§ Directive
Pick out all lines with the word "области" from the records that follow.

§ Data for this task
************

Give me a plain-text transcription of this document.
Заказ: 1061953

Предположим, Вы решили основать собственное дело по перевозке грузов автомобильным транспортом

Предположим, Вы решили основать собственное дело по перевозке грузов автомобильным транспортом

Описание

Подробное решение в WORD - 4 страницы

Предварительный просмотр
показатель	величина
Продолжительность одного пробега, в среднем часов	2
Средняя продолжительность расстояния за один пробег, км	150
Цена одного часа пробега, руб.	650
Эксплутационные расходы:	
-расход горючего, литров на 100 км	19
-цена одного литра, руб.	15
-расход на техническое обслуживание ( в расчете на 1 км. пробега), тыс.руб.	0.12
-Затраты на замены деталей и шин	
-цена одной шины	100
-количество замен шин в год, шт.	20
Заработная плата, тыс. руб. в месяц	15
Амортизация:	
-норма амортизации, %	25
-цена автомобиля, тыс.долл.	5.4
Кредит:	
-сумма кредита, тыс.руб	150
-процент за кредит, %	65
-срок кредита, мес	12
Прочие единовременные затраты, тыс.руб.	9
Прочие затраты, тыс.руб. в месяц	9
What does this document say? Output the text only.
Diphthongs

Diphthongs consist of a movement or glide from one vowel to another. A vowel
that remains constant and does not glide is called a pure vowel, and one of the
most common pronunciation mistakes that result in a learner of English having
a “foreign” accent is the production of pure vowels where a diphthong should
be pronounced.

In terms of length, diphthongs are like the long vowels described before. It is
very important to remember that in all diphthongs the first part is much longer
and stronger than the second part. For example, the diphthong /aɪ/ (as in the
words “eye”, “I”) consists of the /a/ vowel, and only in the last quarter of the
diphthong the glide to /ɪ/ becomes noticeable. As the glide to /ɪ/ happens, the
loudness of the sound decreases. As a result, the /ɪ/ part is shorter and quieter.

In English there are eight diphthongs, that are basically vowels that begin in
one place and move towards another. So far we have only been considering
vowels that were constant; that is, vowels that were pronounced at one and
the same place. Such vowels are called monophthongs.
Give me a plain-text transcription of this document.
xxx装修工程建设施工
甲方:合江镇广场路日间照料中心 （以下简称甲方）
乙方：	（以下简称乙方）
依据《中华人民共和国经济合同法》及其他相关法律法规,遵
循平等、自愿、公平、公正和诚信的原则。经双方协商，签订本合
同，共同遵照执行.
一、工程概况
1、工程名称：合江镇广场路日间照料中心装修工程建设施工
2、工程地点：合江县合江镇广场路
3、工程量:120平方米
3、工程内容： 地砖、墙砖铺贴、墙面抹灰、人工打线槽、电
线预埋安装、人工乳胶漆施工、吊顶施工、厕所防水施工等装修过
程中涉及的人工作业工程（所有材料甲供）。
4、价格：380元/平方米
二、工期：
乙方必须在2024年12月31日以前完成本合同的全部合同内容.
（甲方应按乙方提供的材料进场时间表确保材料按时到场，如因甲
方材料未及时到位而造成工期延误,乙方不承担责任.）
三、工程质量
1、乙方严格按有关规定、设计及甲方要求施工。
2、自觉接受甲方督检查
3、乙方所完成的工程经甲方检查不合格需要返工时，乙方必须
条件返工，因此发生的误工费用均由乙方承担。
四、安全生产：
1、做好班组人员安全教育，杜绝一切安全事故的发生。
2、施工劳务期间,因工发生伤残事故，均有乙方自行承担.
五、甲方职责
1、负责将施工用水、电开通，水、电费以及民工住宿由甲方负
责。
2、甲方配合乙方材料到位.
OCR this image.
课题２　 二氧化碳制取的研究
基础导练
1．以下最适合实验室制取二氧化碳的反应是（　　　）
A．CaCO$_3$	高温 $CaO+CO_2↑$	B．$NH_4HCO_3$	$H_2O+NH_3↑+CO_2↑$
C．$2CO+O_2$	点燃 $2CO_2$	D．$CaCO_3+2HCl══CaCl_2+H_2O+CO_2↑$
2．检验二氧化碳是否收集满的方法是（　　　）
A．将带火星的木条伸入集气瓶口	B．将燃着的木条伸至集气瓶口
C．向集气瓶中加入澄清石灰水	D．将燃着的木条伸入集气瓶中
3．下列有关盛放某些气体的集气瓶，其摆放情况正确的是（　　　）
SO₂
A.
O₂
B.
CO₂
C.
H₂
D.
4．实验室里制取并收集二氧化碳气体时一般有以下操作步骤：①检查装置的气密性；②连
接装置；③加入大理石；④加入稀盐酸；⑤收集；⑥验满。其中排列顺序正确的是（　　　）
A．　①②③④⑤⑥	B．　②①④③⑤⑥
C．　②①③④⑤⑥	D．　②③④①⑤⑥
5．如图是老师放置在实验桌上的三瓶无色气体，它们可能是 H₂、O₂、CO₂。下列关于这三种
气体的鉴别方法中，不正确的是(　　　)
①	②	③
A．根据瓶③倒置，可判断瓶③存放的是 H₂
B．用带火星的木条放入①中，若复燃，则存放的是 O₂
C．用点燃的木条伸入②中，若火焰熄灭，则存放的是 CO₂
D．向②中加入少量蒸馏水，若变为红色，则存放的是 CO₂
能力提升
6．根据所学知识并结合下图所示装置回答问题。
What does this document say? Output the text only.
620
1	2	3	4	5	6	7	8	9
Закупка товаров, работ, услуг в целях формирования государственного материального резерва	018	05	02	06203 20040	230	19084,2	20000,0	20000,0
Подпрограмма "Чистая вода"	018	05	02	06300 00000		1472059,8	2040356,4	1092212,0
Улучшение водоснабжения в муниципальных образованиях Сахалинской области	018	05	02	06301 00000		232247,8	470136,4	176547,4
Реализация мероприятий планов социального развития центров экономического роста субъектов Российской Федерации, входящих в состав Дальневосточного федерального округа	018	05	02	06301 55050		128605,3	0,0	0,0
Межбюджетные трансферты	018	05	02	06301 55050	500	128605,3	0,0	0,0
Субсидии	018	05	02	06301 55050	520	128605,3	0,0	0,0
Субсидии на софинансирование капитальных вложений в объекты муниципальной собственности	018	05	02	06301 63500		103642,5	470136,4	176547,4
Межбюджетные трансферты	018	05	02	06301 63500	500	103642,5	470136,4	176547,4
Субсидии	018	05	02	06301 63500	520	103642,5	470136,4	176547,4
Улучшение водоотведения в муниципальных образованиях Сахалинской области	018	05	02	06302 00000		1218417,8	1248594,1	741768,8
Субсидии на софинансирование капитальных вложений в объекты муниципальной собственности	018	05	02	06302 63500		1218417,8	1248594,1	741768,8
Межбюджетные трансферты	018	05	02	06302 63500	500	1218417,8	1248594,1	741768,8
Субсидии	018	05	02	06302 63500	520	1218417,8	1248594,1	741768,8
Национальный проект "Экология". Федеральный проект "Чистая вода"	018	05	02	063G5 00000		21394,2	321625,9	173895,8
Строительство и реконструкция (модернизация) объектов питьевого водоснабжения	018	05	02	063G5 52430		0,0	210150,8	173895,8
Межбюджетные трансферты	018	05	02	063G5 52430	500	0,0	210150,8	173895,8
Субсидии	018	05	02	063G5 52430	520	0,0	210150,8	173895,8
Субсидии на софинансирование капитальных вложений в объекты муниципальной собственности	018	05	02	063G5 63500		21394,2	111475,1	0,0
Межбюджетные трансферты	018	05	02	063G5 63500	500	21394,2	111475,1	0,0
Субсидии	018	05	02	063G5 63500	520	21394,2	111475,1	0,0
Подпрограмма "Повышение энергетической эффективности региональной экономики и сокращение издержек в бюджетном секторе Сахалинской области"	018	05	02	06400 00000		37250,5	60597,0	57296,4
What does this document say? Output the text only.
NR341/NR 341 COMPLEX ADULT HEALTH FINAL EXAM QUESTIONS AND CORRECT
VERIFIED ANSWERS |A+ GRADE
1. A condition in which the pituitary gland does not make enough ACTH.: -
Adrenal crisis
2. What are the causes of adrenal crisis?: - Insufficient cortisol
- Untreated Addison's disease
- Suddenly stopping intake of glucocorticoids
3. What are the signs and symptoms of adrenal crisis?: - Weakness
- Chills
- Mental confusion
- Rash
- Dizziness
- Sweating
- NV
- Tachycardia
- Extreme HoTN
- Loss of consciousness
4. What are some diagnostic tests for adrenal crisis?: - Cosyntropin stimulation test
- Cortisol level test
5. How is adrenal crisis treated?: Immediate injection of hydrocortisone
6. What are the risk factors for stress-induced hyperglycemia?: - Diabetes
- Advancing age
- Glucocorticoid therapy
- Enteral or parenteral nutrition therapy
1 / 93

************

§ Solution for this task
Улучшение водоснабжения в муниципальных образованиях Сахалинской области	018	05	02	06301 00000		232247,8	470136,4	176547,4
Улучшение водоотведения в муниципальных образованиях Сахалинской области	018	05	02	06302 00000		1218417,8	1248594,1	741768,8
Подпрограмма "Повышение энергетической эффективности региональной экономики и сокращение издержек в бюджетном секторе Сахалинской области"	018	05	02	06400 00000		37250,5	60597,0	57296,4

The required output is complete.